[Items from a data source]
====

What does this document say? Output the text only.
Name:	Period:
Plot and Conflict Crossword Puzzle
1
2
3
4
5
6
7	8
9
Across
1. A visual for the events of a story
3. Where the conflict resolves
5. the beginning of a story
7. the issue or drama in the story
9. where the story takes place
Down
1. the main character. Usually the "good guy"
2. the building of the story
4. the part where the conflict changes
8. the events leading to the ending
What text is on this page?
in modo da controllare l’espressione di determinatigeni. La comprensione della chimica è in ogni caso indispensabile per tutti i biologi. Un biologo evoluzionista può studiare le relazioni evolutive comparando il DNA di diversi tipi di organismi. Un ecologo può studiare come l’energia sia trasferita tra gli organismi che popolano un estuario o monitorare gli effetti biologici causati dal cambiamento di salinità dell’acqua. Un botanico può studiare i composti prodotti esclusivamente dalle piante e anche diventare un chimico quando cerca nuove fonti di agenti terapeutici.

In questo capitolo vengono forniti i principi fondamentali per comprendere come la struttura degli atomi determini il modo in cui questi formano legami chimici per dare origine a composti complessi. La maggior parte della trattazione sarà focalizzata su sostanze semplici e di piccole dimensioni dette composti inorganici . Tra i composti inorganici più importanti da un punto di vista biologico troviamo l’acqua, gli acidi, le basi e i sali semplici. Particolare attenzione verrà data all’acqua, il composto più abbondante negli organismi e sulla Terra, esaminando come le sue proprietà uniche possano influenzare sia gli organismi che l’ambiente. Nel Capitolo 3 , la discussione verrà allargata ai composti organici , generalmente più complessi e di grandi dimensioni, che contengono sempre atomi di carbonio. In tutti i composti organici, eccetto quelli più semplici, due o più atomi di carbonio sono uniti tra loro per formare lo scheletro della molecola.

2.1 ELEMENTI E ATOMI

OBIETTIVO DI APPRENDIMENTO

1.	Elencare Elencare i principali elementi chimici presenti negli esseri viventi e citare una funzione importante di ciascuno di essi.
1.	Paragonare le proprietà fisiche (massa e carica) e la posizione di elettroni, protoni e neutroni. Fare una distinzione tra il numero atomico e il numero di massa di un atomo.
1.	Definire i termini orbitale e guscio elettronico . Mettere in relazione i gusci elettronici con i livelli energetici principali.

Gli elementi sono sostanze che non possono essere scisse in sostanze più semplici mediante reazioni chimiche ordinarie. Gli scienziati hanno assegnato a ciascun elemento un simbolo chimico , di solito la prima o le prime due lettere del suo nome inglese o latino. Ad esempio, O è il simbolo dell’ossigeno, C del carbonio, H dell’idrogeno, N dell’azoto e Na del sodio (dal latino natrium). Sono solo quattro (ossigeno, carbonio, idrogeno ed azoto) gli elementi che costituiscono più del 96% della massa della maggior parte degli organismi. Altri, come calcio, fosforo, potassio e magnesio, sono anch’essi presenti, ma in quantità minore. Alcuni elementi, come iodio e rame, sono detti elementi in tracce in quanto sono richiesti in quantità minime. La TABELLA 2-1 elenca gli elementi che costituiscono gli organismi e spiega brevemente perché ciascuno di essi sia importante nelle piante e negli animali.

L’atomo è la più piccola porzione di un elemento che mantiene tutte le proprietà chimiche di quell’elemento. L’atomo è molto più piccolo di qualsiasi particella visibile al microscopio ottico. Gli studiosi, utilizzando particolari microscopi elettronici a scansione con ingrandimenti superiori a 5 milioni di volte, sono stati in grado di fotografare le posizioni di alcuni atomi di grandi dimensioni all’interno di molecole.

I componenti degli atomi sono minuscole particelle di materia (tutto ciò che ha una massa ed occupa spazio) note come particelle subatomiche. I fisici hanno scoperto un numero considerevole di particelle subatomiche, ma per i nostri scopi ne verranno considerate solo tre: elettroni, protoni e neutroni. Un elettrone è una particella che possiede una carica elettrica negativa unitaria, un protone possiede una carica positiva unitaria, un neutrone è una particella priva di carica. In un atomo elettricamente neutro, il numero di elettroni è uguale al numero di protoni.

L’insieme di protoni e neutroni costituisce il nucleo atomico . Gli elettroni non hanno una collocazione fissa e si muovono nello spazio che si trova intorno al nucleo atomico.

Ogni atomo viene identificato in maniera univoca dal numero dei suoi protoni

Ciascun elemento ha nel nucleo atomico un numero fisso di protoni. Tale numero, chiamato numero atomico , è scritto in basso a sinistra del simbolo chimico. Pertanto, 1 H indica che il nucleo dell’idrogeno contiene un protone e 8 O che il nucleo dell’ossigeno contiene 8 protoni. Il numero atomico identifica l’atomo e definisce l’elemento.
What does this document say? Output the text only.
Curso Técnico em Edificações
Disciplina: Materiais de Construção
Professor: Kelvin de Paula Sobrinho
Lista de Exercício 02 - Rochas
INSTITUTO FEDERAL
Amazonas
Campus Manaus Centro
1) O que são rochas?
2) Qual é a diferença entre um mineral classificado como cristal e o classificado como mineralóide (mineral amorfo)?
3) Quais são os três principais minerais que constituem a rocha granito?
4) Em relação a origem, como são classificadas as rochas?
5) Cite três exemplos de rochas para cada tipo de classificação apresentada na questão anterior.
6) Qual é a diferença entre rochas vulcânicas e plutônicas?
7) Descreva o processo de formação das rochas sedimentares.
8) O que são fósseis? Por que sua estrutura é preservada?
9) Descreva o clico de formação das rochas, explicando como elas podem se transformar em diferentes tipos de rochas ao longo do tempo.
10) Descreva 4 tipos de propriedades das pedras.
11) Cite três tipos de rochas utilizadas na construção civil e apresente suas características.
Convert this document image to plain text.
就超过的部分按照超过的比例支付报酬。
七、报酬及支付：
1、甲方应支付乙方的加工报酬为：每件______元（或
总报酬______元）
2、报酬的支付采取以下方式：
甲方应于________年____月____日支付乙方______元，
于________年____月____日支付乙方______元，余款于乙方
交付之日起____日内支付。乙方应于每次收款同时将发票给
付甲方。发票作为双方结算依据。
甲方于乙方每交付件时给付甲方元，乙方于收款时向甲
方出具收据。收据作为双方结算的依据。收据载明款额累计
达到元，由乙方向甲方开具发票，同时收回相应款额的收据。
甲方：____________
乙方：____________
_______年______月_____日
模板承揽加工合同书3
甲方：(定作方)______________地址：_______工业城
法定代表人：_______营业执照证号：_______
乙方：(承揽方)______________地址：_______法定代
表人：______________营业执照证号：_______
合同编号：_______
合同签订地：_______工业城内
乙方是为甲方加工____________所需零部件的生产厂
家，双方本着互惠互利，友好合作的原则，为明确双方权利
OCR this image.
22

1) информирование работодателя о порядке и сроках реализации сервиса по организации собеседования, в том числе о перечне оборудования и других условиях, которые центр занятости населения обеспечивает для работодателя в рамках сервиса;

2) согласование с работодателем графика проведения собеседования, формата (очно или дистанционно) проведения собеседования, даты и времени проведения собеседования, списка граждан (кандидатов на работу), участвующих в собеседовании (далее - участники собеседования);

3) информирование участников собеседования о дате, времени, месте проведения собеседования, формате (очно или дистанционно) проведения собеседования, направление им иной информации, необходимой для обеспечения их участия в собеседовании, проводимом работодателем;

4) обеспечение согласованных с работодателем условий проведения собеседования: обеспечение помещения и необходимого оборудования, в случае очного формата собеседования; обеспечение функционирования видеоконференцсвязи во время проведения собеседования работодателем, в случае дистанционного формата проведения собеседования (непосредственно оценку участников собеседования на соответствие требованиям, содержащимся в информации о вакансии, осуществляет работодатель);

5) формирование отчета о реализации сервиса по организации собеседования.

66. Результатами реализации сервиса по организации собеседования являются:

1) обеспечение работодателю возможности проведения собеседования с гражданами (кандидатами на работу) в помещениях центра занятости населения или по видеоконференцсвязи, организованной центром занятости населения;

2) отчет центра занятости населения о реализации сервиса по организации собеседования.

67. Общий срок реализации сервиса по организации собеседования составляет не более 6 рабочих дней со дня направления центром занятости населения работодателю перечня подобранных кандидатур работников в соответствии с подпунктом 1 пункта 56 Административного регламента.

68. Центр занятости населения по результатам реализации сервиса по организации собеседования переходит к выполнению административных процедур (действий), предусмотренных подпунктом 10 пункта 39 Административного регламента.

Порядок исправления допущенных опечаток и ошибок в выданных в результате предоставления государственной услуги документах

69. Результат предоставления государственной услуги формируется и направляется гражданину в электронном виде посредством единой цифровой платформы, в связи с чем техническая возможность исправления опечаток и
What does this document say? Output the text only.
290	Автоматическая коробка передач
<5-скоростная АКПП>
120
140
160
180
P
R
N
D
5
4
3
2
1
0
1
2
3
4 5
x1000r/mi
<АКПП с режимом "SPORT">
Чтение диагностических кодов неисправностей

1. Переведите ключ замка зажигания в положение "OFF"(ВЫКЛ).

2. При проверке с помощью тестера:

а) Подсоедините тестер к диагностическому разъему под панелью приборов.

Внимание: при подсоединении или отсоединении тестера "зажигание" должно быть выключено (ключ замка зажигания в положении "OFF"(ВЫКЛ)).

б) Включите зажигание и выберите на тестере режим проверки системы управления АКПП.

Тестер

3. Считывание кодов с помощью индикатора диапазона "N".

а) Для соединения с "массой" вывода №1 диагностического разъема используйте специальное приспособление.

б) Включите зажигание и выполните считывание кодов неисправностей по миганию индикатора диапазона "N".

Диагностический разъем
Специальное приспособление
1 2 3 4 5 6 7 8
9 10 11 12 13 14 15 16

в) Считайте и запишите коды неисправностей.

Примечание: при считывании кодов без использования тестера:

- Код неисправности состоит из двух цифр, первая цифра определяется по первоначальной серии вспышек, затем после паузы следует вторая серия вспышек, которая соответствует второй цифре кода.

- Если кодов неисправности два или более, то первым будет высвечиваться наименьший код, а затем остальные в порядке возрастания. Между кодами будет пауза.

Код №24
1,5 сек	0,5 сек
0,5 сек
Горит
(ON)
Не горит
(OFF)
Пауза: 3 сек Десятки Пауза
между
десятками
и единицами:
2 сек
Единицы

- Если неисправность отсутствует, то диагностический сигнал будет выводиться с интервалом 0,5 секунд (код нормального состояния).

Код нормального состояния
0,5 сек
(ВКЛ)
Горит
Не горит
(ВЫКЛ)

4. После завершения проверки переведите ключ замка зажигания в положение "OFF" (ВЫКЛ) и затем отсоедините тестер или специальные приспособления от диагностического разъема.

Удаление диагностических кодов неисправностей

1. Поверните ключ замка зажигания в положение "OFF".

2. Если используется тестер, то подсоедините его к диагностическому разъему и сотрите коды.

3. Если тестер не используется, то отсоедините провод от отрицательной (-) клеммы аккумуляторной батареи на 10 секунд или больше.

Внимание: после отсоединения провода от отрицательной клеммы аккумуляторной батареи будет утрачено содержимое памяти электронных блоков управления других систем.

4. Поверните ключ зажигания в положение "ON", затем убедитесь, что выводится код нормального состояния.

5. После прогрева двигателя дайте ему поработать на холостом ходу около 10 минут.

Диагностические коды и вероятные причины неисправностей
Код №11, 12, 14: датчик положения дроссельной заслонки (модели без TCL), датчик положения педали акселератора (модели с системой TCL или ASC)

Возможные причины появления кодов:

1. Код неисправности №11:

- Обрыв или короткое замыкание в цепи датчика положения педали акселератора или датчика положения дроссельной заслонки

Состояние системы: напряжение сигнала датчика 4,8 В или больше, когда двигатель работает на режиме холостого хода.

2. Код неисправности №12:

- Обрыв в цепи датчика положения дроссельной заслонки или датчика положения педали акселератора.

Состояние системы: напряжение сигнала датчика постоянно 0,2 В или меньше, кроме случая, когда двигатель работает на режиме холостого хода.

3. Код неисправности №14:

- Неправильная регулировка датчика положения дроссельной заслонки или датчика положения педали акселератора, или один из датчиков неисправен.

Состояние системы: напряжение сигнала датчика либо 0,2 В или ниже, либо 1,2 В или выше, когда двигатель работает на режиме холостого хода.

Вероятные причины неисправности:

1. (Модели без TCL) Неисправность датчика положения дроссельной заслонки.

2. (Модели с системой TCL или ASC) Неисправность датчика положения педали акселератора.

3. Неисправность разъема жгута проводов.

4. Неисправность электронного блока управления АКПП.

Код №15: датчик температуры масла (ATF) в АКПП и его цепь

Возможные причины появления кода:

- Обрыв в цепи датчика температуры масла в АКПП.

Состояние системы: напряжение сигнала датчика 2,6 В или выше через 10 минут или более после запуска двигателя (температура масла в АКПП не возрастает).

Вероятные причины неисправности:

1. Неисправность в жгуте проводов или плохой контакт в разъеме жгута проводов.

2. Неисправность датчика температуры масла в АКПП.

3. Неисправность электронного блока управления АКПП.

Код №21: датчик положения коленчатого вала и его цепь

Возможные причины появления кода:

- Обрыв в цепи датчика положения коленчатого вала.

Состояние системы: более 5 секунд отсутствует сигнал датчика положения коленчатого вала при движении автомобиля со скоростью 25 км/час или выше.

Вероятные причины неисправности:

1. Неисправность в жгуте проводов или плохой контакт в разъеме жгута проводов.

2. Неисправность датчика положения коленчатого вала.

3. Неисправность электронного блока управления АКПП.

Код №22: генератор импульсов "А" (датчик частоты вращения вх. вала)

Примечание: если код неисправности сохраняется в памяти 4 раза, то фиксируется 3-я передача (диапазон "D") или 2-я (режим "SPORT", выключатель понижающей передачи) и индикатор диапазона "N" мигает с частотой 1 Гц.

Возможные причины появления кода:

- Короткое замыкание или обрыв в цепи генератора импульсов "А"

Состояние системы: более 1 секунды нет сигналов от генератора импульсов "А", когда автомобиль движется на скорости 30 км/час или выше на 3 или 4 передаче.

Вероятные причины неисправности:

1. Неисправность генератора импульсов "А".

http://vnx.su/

====

■ **Task objective**
Pull out each line of the listing that holds the string "зажигания".

■ **Response to this exercise**
1. Переведите ключ замка зажигания в положение "OFF"(ВЫКЛ).
Внимание: при подсоединении или отсоединении тестера "зажигание" должно быть выключено (ключ замка зажигания в положении "OFF"(ВЫКЛ)).
4. После завершения проверки переведите ключ замка зажигания в положение "OFF" (ВЫКЛ) и затем отсоедините тестер или специальные приспособления от диагностического разъема.
1. Поверните ключ замка зажигания в положение "OFF".
4. Поверните ключ зажигания в положение "ON", затем убедитесь, что выводится код нормального состояния.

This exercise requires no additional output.